WHAT NEEDS TO BE DONE
Find the lines holding the string "this" in the data, then copy all of them.

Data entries
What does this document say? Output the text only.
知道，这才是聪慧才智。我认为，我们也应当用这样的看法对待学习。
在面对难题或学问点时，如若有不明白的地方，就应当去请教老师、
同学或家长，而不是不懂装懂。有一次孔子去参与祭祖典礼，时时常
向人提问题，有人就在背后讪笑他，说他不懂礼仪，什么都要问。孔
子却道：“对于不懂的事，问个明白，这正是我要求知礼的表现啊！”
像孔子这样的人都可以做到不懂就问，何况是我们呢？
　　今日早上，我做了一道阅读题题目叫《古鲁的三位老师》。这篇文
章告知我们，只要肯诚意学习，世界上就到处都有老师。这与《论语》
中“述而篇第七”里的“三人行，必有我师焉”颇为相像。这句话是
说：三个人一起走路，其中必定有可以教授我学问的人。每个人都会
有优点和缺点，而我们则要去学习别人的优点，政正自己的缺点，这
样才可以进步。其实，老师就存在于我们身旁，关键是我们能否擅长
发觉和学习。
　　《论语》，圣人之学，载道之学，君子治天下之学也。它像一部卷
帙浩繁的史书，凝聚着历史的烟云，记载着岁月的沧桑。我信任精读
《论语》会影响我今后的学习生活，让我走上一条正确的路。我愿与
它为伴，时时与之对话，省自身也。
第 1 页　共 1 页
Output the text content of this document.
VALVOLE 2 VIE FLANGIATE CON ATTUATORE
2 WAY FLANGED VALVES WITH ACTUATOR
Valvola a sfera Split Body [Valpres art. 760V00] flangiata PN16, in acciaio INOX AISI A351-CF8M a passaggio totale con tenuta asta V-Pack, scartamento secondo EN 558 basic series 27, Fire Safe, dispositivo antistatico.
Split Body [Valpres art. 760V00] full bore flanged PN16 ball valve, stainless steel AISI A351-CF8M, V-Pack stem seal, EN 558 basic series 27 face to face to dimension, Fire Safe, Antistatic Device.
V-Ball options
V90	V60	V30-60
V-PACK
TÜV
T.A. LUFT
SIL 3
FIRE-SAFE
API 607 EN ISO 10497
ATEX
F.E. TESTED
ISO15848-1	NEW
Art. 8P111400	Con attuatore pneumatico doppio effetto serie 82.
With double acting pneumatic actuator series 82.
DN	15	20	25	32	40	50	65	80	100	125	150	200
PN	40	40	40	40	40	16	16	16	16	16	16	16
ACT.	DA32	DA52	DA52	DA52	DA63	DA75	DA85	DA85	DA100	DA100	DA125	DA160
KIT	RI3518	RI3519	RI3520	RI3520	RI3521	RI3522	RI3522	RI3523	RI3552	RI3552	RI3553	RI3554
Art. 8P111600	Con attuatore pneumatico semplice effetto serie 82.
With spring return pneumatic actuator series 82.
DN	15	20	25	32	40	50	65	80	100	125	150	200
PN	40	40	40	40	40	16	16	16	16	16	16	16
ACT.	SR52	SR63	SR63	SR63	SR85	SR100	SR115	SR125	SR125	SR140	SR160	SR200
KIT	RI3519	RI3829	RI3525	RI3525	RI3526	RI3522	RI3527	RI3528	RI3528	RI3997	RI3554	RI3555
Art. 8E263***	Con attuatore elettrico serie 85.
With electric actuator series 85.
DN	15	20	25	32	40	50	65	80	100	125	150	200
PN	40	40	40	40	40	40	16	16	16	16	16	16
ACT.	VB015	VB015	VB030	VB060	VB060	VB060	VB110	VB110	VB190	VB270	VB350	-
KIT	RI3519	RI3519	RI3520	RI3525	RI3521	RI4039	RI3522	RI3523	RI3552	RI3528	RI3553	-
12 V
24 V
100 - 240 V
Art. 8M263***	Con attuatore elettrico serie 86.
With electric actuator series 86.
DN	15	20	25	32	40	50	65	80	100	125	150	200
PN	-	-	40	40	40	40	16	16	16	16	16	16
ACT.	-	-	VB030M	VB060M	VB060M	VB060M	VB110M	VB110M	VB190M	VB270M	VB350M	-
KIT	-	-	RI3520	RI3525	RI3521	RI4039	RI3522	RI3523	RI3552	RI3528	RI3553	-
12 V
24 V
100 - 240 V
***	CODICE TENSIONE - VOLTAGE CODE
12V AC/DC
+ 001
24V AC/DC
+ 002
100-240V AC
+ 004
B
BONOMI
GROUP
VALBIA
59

OUTPUT OF THE TASK
What does this document say? Output the text only.
Output the text content of this document.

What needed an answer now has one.